### What to do
Print the entries that appear below, exactly as written and without their pictures.

Collected data entries
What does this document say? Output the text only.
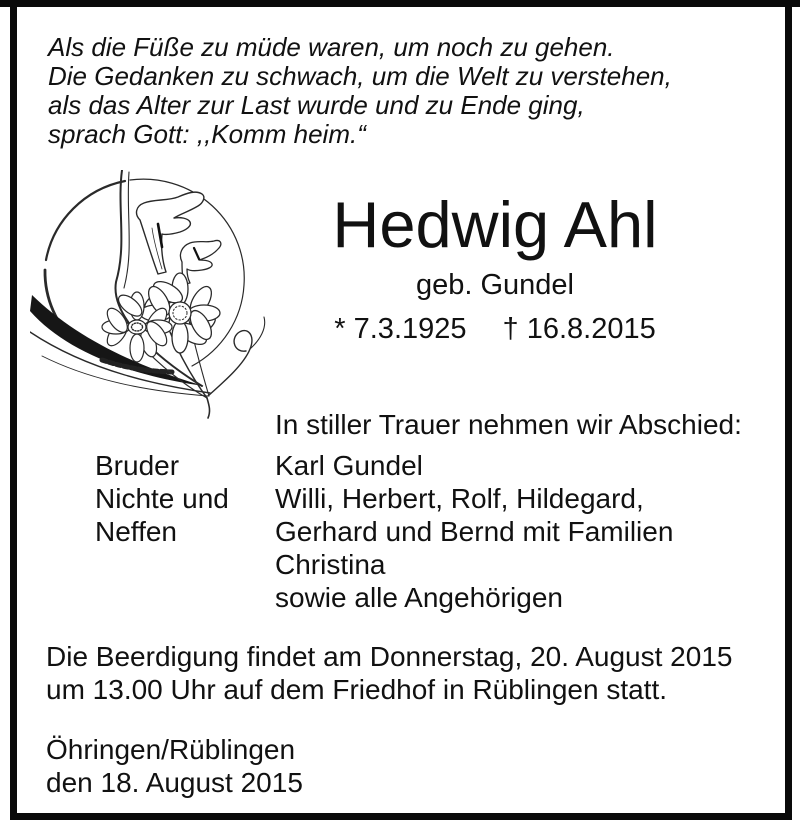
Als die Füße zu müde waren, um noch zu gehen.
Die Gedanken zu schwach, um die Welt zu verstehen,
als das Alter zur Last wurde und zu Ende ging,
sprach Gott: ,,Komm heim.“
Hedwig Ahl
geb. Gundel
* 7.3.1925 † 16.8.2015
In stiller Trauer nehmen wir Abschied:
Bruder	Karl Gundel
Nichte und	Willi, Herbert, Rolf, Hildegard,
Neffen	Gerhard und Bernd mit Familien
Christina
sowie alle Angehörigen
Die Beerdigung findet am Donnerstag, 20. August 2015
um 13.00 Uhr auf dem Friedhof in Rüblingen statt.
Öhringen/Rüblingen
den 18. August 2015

### Task response
What does this document say? Output the text only.
Als die Füße zu müde waren, um noch zu gehen.
Die Gedanken zu schwach, um die Welt zu verstehen,
als das Alter zur Last wurde und zu Ende ging,
sprach Gott: ,,Komm heim.“
Hedwig Ahl
geb. Gundel
* 7.3.1925 † 16.8.2015
In stiller Trauer nehmen wir Abschied:
Bruder	Karl Gundel
Nichte und	Willi, Herbert, Rolf, Hildegard,
Neffen	Gerhard und Bernd mit Familien
Christina
sowie alle Angehörigen
Die Beerdigung findet am Donnerstag, 20. August 2015
um 13.00 Uhr auf dem Friedhof in Rüblingen statt.
Öhringen/Rüblingen
den 18. August 2015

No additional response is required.